_Short exercise_. Below are some records. Say how many of their lines include the string "light", giving only the number.

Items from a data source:

□ □ □ □

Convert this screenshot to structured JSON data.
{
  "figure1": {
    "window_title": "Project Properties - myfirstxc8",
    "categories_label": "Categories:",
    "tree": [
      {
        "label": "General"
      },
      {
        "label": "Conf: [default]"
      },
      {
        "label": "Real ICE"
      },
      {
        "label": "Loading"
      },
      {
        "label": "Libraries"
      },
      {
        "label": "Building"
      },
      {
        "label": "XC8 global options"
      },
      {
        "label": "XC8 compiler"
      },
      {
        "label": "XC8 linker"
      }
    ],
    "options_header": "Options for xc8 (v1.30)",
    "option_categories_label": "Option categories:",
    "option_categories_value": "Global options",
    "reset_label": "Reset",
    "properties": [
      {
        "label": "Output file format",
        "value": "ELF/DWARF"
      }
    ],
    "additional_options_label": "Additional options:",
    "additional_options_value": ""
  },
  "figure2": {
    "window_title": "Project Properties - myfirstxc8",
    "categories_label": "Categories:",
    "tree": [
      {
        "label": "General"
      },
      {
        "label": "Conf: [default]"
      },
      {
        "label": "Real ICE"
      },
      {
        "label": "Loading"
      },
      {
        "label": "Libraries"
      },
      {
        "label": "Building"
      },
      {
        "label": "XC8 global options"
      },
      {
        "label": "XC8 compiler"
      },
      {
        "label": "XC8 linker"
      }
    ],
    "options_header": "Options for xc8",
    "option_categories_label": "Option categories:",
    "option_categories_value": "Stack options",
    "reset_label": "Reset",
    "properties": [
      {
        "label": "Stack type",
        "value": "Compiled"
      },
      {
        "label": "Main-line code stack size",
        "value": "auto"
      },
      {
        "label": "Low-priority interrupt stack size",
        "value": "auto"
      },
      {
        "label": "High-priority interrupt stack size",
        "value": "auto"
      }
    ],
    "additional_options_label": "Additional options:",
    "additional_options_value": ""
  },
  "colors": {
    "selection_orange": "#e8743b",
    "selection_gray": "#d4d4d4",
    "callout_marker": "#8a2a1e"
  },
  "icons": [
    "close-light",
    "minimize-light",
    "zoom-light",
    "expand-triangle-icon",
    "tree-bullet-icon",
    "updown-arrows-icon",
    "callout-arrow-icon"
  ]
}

□ □ □ □

_Solved exercise_. 3